start PROVIDED RECORDS
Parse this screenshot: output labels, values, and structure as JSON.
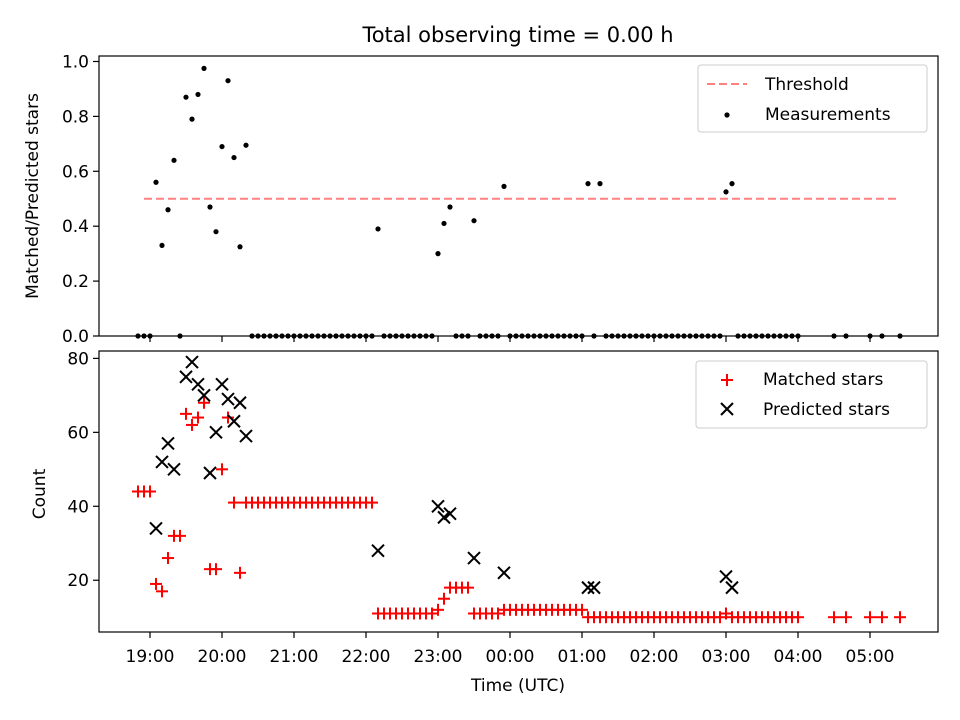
{
  "figure_title": "Total observing time = 0.00 h",
  "chart_data": [
    {
      "type": "scatter",
      "ylabel": "Matched/Predicted stars",
      "ylim": [
        0,
        1.02
      ],
      "yticks": [
        "0.0",
        "0.2",
        "0.4",
        "0.6",
        "0.8",
        "1.0"
      ],
      "legend": {
        "placement": "top-right",
        "entries": [
          "Threshold",
          "Measurements"
        ]
      },
      "threshold": {
        "name": "Threshold",
        "value": 0.5,
        "x_start": "18:55",
        "x_end": "05:25",
        "color": "#ff8080",
        "style": "dashed"
      },
      "series": [
        {
          "name": "Measurements",
          "color": "#000000",
          "x": [
            "18:50",
            "18:55",
            "19:00",
            "19:05",
            "19:10",
            "19:15",
            "19:20",
            "19:25",
            "19:30",
            "19:35",
            "19:40",
            "19:45",
            "19:50",
            "19:55",
            "20:00",
            "20:05",
            "20:10",
            "20:15",
            "20:20",
            "20:25",
            "20:30",
            "20:35",
            "20:40",
            "20:45",
            "20:50",
            "20:55",
            "21:00",
            "21:05",
            "21:10",
            "21:15",
            "21:20",
            "21:25",
            "21:30",
            "21:35",
            "21:40",
            "21:45",
            "21:50",
            "21:55",
            "22:00",
            "22:05",
            "22:10",
            "22:15",
            "22:20",
            "22:25",
            "22:30",
            "22:35",
            "22:40",
            "22:45",
            "22:50",
            "22:55",
            "23:00",
            "23:05",
            "23:10",
            "23:15",
            "23:20",
            "23:25",
            "23:30",
            "23:35",
            "23:40",
            "23:45",
            "23:50",
            "23:55",
            "00:00",
            "00:05",
            "00:10",
            "00:15",
            "00:20",
            "00:25",
            "00:30",
            "00:35",
            "00:40",
            "00:45",
            "00:50",
            "00:55",
            "01:00",
            "01:05",
            "01:10",
            "01:15",
            "01:20",
            "01:25",
            "01:30",
            "01:35",
            "01:40",
            "01:45",
            "01:50",
            "01:55",
            "02:00",
            "02:05",
            "02:10",
            "02:15",
            "02:20",
            "02:25",
            "02:30",
            "02:35",
            "02:40",
            "02:45",
            "02:50",
            "02:55",
            "03:00",
            "03:05",
            "03:10",
            "03:15",
            "03:20",
            "03:25",
            "03:30",
            "03:35",
            "03:40",
            "03:45",
            "03:50",
            "03:55",
            "04:00",
            "04:30",
            "04:40",
            "05:00",
            "05:10",
            "05:25"
          ],
          "y": [
            0,
            0,
            0,
            0.56,
            0.33,
            0.46,
            0.64,
            0,
            0.87,
            0.79,
            0.88,
            0.975,
            0.47,
            0.38,
            0.69,
            0.93,
            0.65,
            0.325,
            0.695,
            0,
            0,
            0,
            0,
            0,
            0,
            0,
            0,
            0,
            0,
            0,
            0,
            0,
            0,
            0,
            0,
            0,
            0,
            0,
            0,
            0,
            0.39,
            0,
            0,
            0,
            0,
            0,
            0,
            0,
            0,
            0,
            0.3,
            0.41,
            0.47,
            0,
            0,
            0,
            0.42,
            0,
            0,
            0,
            0,
            0.545,
            0,
            0,
            0,
            0,
            0,
            0,
            0,
            0,
            0,
            0,
            0,
            0,
            0,
            0.555,
            0,
            0.555,
            0,
            0,
            0,
            0,
            0,
            0,
            0,
            0,
            0,
            0,
            0,
            0,
            0,
            0,
            0,
            0,
            0,
            0,
            0,
            0,
            0.525,
            0.555,
            0,
            0,
            0,
            0,
            0,
            0,
            0,
            0,
            0,
            0,
            0,
            0,
            0,
            0,
            0,
            0
          ]
        }
      ]
    },
    {
      "type": "scatter",
      "ylabel": "Count",
      "xlabel": "Time (UTC)",
      "ylim": [
        6,
        82
      ],
      "yticks": [
        "20",
        "40",
        "60",
        "80"
      ],
      "xticks": [
        "19:00",
        "20:00",
        "21:00",
        "22:00",
        "23:00",
        "00:00",
        "01:00",
        "02:00",
        "03:00",
        "04:00",
        "05:00"
      ],
      "legend": {
        "placement": "top-right",
        "entries": [
          "Matched stars",
          "Predicted stars"
        ]
      },
      "series": [
        {
          "name": "Matched stars",
          "color": "#ff0000",
          "marker": "plus",
          "x": [
            "18:50",
            "18:55",
            "19:00",
            "19:05",
            "19:10",
            "19:15",
            "19:20",
            "19:25",
            "19:30",
            "19:35",
            "19:40",
            "19:45",
            "19:50",
            "19:55",
            "20:00",
            "20:05",
            "20:10",
            "20:15",
            "20:20",
            "20:25",
            "20:30",
            "20:35",
            "20:40",
            "20:45",
            "20:50",
            "20:55",
            "21:00",
            "21:05",
            "21:10",
            "21:15",
            "21:20",
            "21:25",
            "21:30",
            "21:35",
            "21:40",
            "21:45",
            "21:50",
            "21:55",
            "22:00",
            "22:05",
            "22:10",
            "22:15",
            "22:20",
            "22:25",
            "22:30",
            "22:35",
            "22:40",
            "22:45",
            "22:50",
            "22:55",
            "23:00",
            "23:05",
            "23:10",
            "23:15",
            "23:20",
            "23:25",
            "23:30",
            "23:35",
            "23:40",
            "23:45",
            "23:50",
            "23:55",
            "00:00",
            "00:05",
            "00:10",
            "00:15",
            "00:20",
            "00:25",
            "00:30",
            "00:35",
            "00:40",
            "00:45",
            "00:50",
            "00:55",
            "01:00",
            "01:05",
            "01:10",
            "01:15",
            "01:20",
            "01:25",
            "01:30",
            "01:35",
            "01:40",
            "01:45",
            "01:50",
            "01:55",
            "02:00",
            "02:05",
            "02:10",
            "02:15",
            "02:20",
            "02:25",
            "02:30",
            "02:35",
            "02:40",
            "02:45",
            "02:50",
            "02:55",
            "03:00",
            "03:05",
            "03:10",
            "03:15",
            "03:20",
            "03:25",
            "03:30",
            "03:35",
            "03:40",
            "03:45",
            "03:50",
            "03:55",
            "04:00",
            "04:30",
            "04:40",
            "05:00",
            "05:10",
            "05:25"
          ],
          "y": [
            44,
            44,
            44,
            19,
            17,
            26,
            32,
            32,
            65,
            62,
            64,
            68,
            23,
            23,
            50,
            64,
            41,
            22,
            41,
            41,
            41,
            41,
            41,
            41,
            41,
            41,
            41,
            41,
            41,
            41,
            41,
            41,
            41,
            41,
            41,
            41,
            41,
            41,
            41,
            41,
            11,
            11,
            11,
            11,
            11,
            11,
            11,
            11,
            11,
            11,
            12,
            15,
            18,
            18,
            18,
            18,
            11,
            11,
            11,
            11,
            11,
            12,
            12,
            12,
            12,
            12,
            12,
            12,
            12,
            12,
            12,
            12,
            12,
            12,
            12,
            10,
            10,
            10,
            10,
            10,
            10,
            10,
            10,
            10,
            10,
            10,
            10,
            10,
            10,
            10,
            10,
            10,
            10,
            10,
            10,
            10,
            10,
            10,
            11,
            10,
            10,
            10,
            10,
            10,
            10,
            10,
            10,
            10,
            10,
            10,
            10,
            10,
            10,
            10,
            10,
            10
          ]
        },
        {
          "name": "Predicted stars",
          "color": "#000000",
          "marker": "x",
          "x": [
            "19:05",
            "19:10",
            "19:15",
            "19:20",
            "19:30",
            "19:35",
            "19:40",
            "19:45",
            "19:50",
            "19:55",
            "20:00",
            "20:05",
            "20:10",
            "20:15",
            "20:20",
            "22:10",
            "23:00",
            "23:05",
            "23:10",
            "23:30",
            "23:55",
            "01:05",
            "01:10",
            "03:00",
            "03:05"
          ],
          "y": [
            34,
            52,
            57,
            50,
            75,
            79,
            73,
            70,
            49,
            60,
            73,
            69,
            63,
            68,
            59,
            28,
            40,
            37,
            38,
            26,
            22,
            18,
            18,
            21,
            18
          ]
        }
      ]
    }
  ]
}
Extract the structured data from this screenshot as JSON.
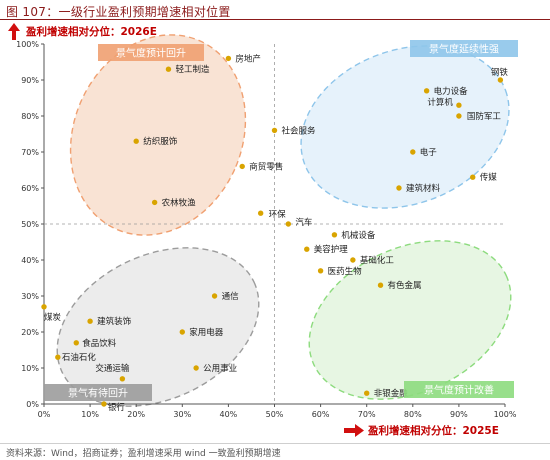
{
  "figure": {
    "title": "图 107：一级行业盈利预期增速相对位置",
    "source": "资料来源：Wind，招商证券；盈利增速采用 wind 一致盈利预期增速"
  },
  "chart_data": {
    "type": "scatter",
    "xlabel": "盈利增速相对分位：2025E",
    "ylabel": "盈利增速相对分位：2026E",
    "xlim": [
      0,
      100
    ],
    "ylim": [
      0,
      100
    ],
    "xticks": [
      "0%",
      "10%",
      "20%",
      "30%",
      "40%",
      "50%",
      "60%",
      "70%",
      "80%",
      "90%",
      "100%"
    ],
    "yticks": [
      "0%",
      "10%",
      "20%",
      "30%",
      "40%",
      "50%",
      "60%",
      "70%",
      "80%",
      "90%",
      "100%"
    ],
    "grid": false,
    "reference_lines": {
      "x": 50,
      "y": 50
    },
    "point_color": "#d9a400",
    "quadrants": [
      {
        "label": "景气度预计回升",
        "color": "#f0a071",
        "fill": "#f7d9c6"
      },
      {
        "label": "景气度延续性强",
        "color": "#8ec5ea",
        "fill": "#ddeef9"
      },
      {
        "label": "景气有待回升",
        "color": "#9c9c9c",
        "fill": "#e6e6e6"
      },
      {
        "label": "景气度预计改善",
        "color": "#8ddb7e",
        "fill": "#dff3da"
      }
    ],
    "points": [
      {
        "name": "房地产",
        "x": 40,
        "y": 96
      },
      {
        "name": "轻工制造",
        "x": 27,
        "y": 93
      },
      {
        "name": "纺织服饰",
        "x": 20,
        "y": 73
      },
      {
        "name": "商贸零售",
        "x": 43,
        "y": 66
      },
      {
        "name": "社会服务",
        "x": 50,
        "y": 76
      },
      {
        "name": "农林牧渔",
        "x": 24,
        "y": 56
      },
      {
        "name": "环保",
        "x": 47,
        "y": 53
      },
      {
        "name": "汽车",
        "x": 53,
        "y": 50
      },
      {
        "name": "钢铁",
        "x": 99,
        "y": 90
      },
      {
        "name": "电力设备",
        "x": 83,
        "y": 87
      },
      {
        "name": "计算机",
        "x": 90,
        "y": 83
      },
      {
        "name": "国防军工",
        "x": 90,
        "y": 80
      },
      {
        "name": "电子",
        "x": 80,
        "y": 70
      },
      {
        "name": "传媒",
        "x": 93,
        "y": 63
      },
      {
        "name": "建筑材料",
        "x": 77,
        "y": 60
      },
      {
        "name": "机械设备",
        "x": 63,
        "y": 47
      },
      {
        "name": "美容护理",
        "x": 57,
        "y": 43
      },
      {
        "name": "基础化工",
        "x": 67,
        "y": 40
      },
      {
        "name": "医药生物",
        "x": 60,
        "y": 37
      },
      {
        "name": "有色金属",
        "x": 73,
        "y": 33
      },
      {
        "name": "非银金融",
        "x": 70,
        "y": 3
      },
      {
        "name": "通信",
        "x": 37,
        "y": 30
      },
      {
        "name": "建筑装饰",
        "x": 10,
        "y": 23
      },
      {
        "name": "家用电器",
        "x": 30,
        "y": 20
      },
      {
        "name": "煤炭",
        "x": 0,
        "y": 27
      },
      {
        "name": "食品饮料",
        "x": 7,
        "y": 17
      },
      {
        "name": "石油石化",
        "x": 3,
        "y": 13
      },
      {
        "name": "公用事业",
        "x": 33,
        "y": 10
      },
      {
        "name": "交通运输",
        "x": 17,
        "y": 7
      },
      {
        "name": "银行",
        "x": 13,
        "y": 0
      }
    ]
  }
}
end PROVIDED RECORDS
> **TASK OBJECTIVE**: In the entries above, find lines with "xlabel" and copy each.

> **FULL ANSWER**:
      "xlabel": "Time (UTC)",
    "xlabel": "盈利增速相对分位：2025E",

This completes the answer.